__Aim of the exercise__.
Work out how many lines in the listing below include the word "molteplice"; answer with the number alone.

__Recorded information__.

---*---

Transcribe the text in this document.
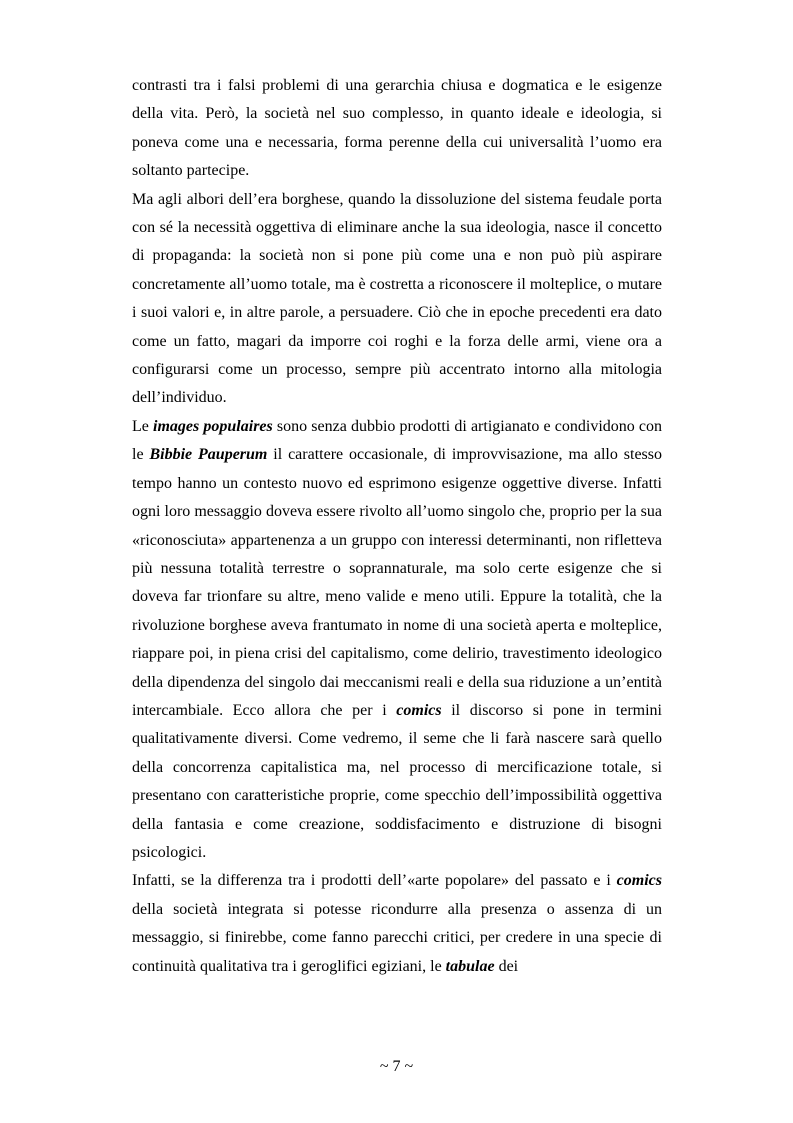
contrasti tra i falsi problemi di una gerarchia chiusa e dogmatica e le esigenze della vita. Però, la società nel suo complesso, in quanto ideale e ideologia, si poneva come una e necessaria, forma perenne della cui universalità l’uomo era soltanto partecipe.

Ma agli albori dell’era borghese, quando la dissoluzione del sistema feudale porta con sé la necessità oggettiva di eliminare anche la sua ideologia, nasce il concetto di propaganda: la società non si pone più come una e non può più aspirare concretamente all’uomo totale, ma è costretta a riconoscere il molteplice, o mutare i suoi valori e, in altre parole, a persuadere. Ciò che in epoche precedenti era dato come un fatto, magari da imporre coi roghi e la forza delle armi, viene ora a configurarsi come un processo, sempre più accentrato intorno alla mitologia dell’individuo.

Le images populaires sono senza dubbio prodotti di artigianato e condividono con le Bibbie Pauperum il carattere occasionale, di improvvisazione, ma allo stesso tempo hanno un contesto nuovo ed esprimono esigenze oggettive diverse. Infatti ogni loro messaggio doveva essere rivolto all’uomo singolo che, proprio per la sua «riconosciuta» appartenenza a un gruppo con interessi determinanti, non rifletteva più nessuna totalità terrestre o soprannaturale, ma solo certe esigenze che si doveva far trionfare su altre, meno valide e meno utili. Eppure la totalità, che la rivoluzione borghese aveva frantumato in nome di una società aperta e molteplice, riappare poi, in piena crisi del capitalismo, come delirio, travestimento ideologico della dipendenza del singolo dai meccanismi reali e della sua riduzione a un’entità intercambiale. Ecco allora che per i comics il discorso si pone in termini qualitativamente diversi. Come vedremo, il seme che li farà nascere sarà quello della concorrenza capitalistica ma, nel processo di mercificazione totale, si presentano con caratteristiche proprie, come specchio dell’impossibilità oggettiva della fantasia e come creazione, soddisfacimento e distruzione di bisogni psicologici.

Infatti, se la differenza tra i prodotti dell’«arte popolare» del passato e i comics della società integrata si potesse ricondurre alla presenza o assenza di un messaggio, si finirebbe, come fanno parecchi critici, per credere in una specie di continuità qualitativa tra i geroglifici egiziani, le tabulae dei

~ 7 ~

---*---

__Answer below__.
2